## Source material:
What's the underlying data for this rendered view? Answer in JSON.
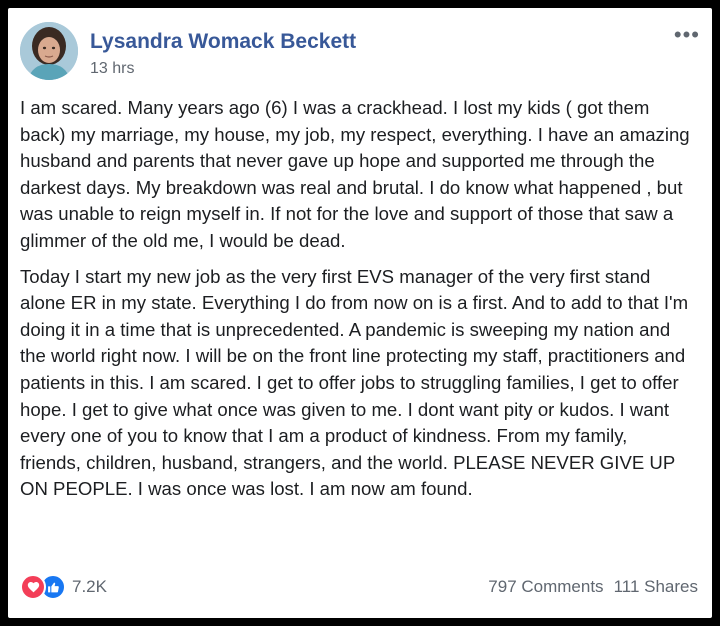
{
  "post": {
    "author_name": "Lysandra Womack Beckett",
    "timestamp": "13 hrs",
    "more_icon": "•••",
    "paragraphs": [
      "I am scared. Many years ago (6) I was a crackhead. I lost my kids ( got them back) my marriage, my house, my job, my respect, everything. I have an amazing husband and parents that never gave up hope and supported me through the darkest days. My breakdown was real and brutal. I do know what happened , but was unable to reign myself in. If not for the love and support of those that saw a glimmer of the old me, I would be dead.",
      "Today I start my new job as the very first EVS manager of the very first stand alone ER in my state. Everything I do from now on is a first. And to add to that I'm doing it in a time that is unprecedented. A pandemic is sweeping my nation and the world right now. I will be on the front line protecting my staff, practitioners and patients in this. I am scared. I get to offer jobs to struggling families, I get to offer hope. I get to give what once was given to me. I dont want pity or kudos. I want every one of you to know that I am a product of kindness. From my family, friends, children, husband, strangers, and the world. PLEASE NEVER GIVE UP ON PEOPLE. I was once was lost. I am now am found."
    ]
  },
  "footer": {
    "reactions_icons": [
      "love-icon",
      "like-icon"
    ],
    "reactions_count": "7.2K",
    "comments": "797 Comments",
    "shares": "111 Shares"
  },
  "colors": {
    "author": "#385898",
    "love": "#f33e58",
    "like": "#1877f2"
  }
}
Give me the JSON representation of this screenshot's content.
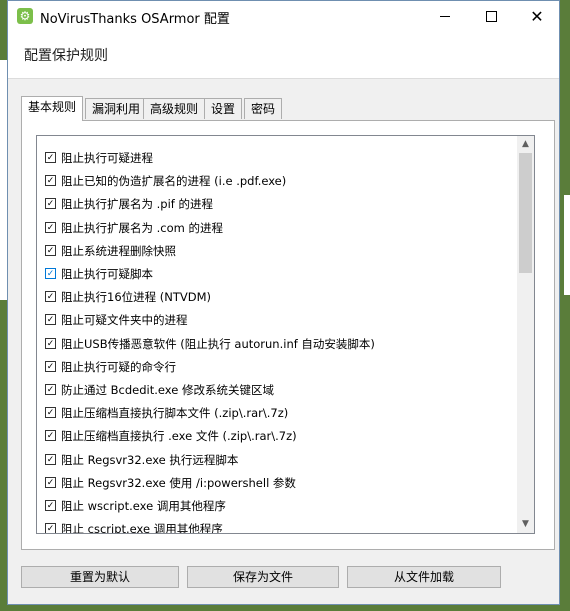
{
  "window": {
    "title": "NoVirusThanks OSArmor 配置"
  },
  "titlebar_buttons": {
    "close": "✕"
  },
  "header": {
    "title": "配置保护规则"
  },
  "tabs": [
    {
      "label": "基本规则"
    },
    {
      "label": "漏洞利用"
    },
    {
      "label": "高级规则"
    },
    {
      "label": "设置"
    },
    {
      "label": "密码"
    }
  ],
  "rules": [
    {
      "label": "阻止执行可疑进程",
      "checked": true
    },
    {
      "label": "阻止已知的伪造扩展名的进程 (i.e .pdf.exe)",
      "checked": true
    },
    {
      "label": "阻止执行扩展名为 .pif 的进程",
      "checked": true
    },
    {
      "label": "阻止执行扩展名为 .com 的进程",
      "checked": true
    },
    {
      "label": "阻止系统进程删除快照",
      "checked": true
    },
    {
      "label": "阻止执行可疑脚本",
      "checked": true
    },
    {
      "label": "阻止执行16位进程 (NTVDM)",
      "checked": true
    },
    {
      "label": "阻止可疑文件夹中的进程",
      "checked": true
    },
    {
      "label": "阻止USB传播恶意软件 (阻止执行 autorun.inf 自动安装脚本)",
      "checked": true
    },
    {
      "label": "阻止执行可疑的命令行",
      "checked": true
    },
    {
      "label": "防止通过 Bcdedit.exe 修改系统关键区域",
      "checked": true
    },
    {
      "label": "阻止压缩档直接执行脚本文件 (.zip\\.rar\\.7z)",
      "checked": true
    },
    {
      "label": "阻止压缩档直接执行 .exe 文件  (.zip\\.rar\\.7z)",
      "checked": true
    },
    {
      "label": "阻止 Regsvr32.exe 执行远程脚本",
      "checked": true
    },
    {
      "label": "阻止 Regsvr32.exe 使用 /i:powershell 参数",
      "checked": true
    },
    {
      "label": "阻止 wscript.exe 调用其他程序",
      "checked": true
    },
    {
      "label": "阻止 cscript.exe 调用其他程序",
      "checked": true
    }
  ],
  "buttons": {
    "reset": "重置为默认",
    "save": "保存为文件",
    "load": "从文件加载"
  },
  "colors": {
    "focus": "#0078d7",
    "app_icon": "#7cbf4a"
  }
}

## Task directions:
An exact copy of every entry above is needed, minus the pictures.

## Task response:
What's the underlying data for this rendered view? Answer in JSON.
{
  "post": {
    "author_name": "Lysandra Womack Beckett",
    "timestamp": "13 hrs",
    "more_icon": "•••",
    "paragraphs": [
      "I am scared. Many years ago (6) I was a crackhead. I lost my kids ( got them back) my marriage, my house, my job, my respect, everything. I have an amazing husband and parents that never gave up hope and supported me through the darkest days. My breakdown was real and brutal. I do know what happened , but was unable to reign myself in. If not for the love and support of those that saw a glimmer of the old me, I would be dead.",
      "Today I start my new job as the very first EVS manager of the very first stand alone ER in my state. Everything I do from now on is a first. And to add to that I'm doing it in a time that is unprecedented. A pandemic is sweeping my nation and the world right now. I will be on the front line protecting my staff, practitioners and patients in this. I am scared. I get to offer jobs to struggling families, I get to offer hope. I get to give what once was given to me. I dont want pity or kudos. I want every one of you to know that I am a product of kindness. From my family, friends, children, husband, strangers, and the world. PLEASE NEVER GIVE UP ON PEOPLE. I was once was lost. I am now am found."
    ]
  },
  "footer": {
    "reactions_icons": [
      "love-icon",
      "like-icon"
    ],
    "reactions_count": "7.2K",
    "comments": "797 Comments",
    "shares": "111 Shares"
  },
  "colors": {
    "author": "#385898",
    "love": "#f33e58",
    "like": "#1877f2"
  }
}
Give me the JSON representation of this screenshot's content.
{
  "window": {
    "title": "NoVirusThanks OSArmor 配置"
  },
  "titlebar_buttons": {
    "close": "✕"
  },
  "header": {
    "title": "配置保护规则"
  },
  "tabs": [
    {
      "label": "基本规则"
    },
    {
      "label": "漏洞利用"
    },
    {
      "label": "高级规则"
    },
    {
      "label": "设置"
    },
    {
      "label": "密码"
    }
  ],
  "rules": [
    {
      "label": "阻止执行可疑进程",
      "checked": true
    },
    {
      "label": "阻止已知的伪造扩展名的进程 (i.e .pdf.exe)",
      "checked": true
    },
    {
      "label": "阻止执行扩展名为 .pif 的进程",
      "checked": true
    },
    {
      "label": "阻止执行扩展名为 .com 的进程",
      "checked": true
    },
    {
      "label": "阻止系统进程删除快照",
      "checked": true
    },
    {
      "label": "阻止执行可疑脚本",
      "checked": true
    },
    {
      "label": "阻止执行16位进程 (NTVDM)",
      "checked": true
    },
    {
      "label": "阻止可疑文件夹中的进程",
      "checked": true
    },
    {
      "label": "阻止USB传播恶意软件 (阻止执行 autorun.inf 自动安装脚本)",
      "checked": true
    },
    {
      "label": "阻止执行可疑的命令行",
      "checked": true
    },
    {
      "label": "防止通过 Bcdedit.exe 修改系统关键区域",
      "checked": true
    },
    {
      "label": "阻止压缩档直接执行脚本文件 (.zip\\.rar\\.7z)",
      "checked": true
    },
    {
      "label": "阻止压缩档直接执行 .exe 文件  (.zip\\.rar\\.7z)",
      "checked": true
    },
    {
      "label": "阻止 Regsvr32.exe 执行远程脚本",
      "checked": true
    },
    {
      "label": "阻止 Regsvr32.exe 使用 /i:powershell 参数",
      "checked": true
    },
    {
      "label": "阻止 wscript.exe 调用其他程序",
      "checked": true
    },
    {
      "label": "阻止 cscript.exe 调用其他程序",
      "checked": true
    }
  ],
  "buttons": {
    "reset": "重置为默认",
    "save": "保存为文件",
    "load": "从文件加载"
  },
  "colors": {
    "focus": "#0078d7",
    "app_icon": "#7cbf4a"
  }
}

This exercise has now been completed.